THE TASK →
Tally the lines that include the word "true" and reply with nothing but the total.

MATERIAL →
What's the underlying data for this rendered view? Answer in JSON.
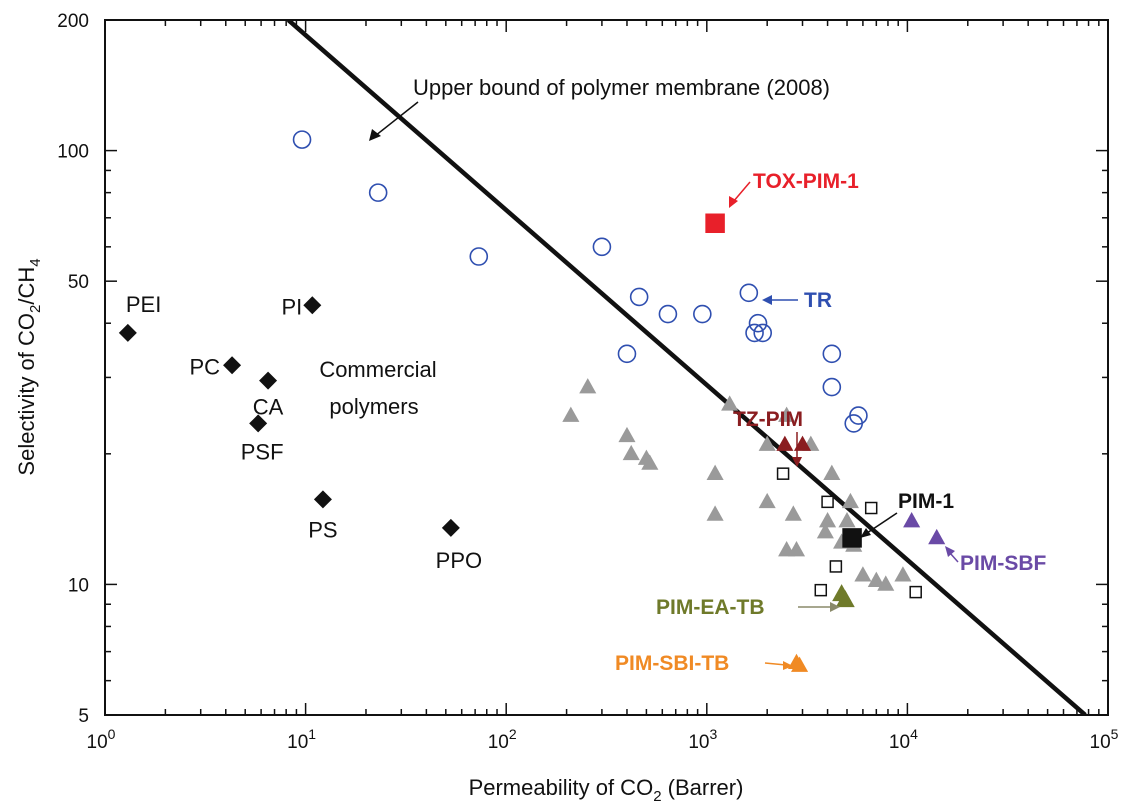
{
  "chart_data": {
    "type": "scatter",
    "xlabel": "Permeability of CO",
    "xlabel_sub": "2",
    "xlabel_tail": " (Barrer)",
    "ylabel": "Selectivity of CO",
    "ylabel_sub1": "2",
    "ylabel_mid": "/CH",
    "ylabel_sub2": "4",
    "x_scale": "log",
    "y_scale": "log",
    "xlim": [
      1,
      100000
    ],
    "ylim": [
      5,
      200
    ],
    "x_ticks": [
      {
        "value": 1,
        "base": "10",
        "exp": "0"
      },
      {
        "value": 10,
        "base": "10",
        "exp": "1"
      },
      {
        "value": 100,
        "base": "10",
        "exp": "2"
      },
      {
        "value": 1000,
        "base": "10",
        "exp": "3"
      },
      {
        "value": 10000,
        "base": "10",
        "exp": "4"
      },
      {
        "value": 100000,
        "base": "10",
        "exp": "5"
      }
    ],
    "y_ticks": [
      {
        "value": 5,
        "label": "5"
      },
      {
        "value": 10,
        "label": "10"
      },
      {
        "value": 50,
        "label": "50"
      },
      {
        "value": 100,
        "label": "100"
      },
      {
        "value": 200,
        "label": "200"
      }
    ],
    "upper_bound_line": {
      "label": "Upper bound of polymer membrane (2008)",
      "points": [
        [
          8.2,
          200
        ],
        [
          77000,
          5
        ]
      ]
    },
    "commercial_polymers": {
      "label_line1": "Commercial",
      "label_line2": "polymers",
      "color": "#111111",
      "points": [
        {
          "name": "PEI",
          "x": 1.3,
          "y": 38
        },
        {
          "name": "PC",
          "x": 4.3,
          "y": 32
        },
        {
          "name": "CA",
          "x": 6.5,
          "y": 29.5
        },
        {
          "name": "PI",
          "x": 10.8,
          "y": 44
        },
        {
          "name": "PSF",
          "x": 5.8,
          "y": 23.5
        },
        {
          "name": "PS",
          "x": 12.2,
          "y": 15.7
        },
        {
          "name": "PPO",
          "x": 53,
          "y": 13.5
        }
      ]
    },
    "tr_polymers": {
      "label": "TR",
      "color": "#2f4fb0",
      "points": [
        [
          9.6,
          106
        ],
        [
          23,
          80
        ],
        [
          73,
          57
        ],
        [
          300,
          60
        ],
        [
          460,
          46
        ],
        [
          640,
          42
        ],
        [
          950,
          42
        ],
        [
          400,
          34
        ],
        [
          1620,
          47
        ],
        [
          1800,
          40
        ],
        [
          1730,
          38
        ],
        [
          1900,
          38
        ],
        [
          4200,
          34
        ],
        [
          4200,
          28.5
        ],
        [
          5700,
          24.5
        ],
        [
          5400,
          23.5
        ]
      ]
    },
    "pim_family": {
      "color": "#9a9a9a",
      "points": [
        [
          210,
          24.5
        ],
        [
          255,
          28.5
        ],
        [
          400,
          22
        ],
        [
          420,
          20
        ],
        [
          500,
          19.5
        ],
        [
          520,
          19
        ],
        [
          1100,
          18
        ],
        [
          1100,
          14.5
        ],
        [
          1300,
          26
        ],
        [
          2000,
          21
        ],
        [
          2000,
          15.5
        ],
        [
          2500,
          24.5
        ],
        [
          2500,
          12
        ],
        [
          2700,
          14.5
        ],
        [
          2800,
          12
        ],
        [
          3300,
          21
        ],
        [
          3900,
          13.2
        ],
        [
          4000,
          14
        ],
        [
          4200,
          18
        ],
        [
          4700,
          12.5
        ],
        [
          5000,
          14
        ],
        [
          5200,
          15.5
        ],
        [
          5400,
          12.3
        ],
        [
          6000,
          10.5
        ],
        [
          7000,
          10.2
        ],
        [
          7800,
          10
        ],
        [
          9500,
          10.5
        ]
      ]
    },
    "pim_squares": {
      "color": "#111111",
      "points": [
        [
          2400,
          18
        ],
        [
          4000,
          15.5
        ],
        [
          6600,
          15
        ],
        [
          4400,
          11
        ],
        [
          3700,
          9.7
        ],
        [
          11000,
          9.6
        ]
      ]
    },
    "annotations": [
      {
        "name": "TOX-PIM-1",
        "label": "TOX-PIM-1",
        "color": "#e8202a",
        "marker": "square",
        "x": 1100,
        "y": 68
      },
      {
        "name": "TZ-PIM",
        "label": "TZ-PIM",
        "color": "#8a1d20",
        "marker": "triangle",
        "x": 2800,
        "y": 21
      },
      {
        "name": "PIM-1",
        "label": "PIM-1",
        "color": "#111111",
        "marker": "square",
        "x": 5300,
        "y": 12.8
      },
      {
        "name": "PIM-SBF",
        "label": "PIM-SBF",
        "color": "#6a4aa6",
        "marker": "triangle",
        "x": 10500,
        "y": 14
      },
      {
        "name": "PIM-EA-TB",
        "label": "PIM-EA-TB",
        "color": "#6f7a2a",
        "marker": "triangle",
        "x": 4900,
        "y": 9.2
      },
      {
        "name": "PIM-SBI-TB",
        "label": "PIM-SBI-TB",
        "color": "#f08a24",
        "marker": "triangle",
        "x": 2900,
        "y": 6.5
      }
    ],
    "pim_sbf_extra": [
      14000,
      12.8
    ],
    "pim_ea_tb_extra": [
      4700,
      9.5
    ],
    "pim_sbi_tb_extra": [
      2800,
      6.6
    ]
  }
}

==

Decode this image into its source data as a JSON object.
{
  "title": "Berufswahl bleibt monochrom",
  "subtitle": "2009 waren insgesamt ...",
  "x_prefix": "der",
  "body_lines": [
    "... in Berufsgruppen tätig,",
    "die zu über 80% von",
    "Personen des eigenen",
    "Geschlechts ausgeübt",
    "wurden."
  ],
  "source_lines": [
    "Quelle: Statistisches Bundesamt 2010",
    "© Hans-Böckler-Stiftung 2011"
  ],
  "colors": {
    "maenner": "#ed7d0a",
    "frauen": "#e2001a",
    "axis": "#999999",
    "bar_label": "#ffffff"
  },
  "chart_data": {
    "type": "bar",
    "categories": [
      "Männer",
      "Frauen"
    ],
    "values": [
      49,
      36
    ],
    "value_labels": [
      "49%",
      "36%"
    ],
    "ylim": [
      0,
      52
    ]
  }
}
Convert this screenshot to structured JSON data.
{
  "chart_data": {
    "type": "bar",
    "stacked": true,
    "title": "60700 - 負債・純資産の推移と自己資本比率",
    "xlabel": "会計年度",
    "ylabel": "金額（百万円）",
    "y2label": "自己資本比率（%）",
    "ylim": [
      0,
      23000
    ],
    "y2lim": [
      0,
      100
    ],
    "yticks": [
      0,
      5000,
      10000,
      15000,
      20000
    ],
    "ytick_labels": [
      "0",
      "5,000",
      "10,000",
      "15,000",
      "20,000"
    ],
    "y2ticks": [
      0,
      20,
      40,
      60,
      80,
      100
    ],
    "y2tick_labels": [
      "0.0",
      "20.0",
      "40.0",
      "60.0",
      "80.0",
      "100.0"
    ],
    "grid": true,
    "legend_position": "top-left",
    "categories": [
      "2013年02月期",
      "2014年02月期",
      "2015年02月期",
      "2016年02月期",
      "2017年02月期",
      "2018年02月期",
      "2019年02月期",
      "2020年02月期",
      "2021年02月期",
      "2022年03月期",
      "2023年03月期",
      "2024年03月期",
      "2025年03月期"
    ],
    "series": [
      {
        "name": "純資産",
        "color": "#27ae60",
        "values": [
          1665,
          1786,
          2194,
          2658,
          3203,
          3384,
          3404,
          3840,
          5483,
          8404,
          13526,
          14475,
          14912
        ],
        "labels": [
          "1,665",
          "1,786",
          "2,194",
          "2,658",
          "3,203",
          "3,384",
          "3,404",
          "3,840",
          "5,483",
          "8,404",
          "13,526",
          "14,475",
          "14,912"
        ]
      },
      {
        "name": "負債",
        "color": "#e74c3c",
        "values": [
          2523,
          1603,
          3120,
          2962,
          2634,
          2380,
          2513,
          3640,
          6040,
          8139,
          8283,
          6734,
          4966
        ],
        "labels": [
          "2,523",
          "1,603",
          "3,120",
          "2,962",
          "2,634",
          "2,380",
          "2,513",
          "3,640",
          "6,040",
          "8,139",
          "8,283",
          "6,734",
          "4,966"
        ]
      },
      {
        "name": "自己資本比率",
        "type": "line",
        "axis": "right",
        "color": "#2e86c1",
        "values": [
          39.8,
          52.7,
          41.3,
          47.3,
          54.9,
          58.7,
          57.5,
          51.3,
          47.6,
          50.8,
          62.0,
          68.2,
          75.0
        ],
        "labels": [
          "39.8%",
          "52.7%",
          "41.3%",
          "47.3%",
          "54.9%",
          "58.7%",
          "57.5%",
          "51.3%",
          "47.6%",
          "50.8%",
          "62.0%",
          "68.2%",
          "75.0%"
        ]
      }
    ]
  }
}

* * *

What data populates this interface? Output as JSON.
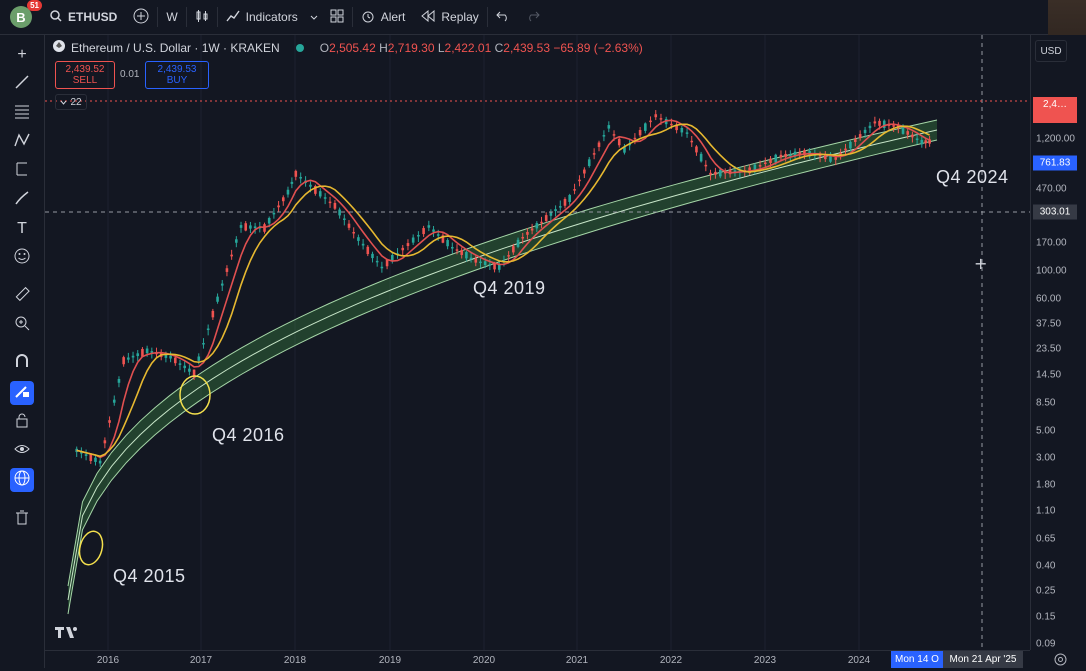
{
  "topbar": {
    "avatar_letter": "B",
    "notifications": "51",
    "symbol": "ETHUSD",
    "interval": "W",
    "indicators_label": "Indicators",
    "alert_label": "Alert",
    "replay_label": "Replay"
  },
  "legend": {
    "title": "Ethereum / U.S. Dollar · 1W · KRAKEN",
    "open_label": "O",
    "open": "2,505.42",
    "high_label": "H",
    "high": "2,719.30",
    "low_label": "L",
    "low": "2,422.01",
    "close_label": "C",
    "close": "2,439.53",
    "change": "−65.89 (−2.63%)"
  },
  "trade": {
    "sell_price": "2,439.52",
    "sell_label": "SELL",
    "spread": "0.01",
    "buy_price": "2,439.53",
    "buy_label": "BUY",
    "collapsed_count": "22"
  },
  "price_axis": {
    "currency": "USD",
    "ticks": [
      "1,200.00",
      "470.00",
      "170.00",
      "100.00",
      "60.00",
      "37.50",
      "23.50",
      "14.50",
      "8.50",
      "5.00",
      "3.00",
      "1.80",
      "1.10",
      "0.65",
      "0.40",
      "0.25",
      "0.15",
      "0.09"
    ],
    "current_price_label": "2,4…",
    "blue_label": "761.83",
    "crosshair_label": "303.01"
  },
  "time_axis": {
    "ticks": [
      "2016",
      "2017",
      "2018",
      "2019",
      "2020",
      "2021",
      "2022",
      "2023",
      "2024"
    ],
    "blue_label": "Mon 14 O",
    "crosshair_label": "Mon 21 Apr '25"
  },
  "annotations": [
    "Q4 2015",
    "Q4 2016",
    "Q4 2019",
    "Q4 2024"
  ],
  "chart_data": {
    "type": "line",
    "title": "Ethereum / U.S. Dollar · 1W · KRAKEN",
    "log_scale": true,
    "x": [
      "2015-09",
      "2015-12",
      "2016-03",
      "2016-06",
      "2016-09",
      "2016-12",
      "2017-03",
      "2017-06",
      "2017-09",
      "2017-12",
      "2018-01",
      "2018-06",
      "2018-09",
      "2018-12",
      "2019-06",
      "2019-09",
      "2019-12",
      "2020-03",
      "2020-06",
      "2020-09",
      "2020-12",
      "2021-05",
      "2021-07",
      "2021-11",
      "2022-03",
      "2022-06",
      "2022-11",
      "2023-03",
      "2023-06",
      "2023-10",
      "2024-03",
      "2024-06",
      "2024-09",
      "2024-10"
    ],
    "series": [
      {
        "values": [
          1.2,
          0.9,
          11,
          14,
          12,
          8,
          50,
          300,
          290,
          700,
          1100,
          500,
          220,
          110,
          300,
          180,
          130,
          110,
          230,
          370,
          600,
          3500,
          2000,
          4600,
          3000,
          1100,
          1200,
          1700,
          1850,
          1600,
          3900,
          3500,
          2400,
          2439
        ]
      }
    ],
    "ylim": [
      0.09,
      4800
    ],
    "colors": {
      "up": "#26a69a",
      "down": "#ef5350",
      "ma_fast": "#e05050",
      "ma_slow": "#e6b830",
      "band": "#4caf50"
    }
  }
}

OUTPUT FOR THIS TASK →
3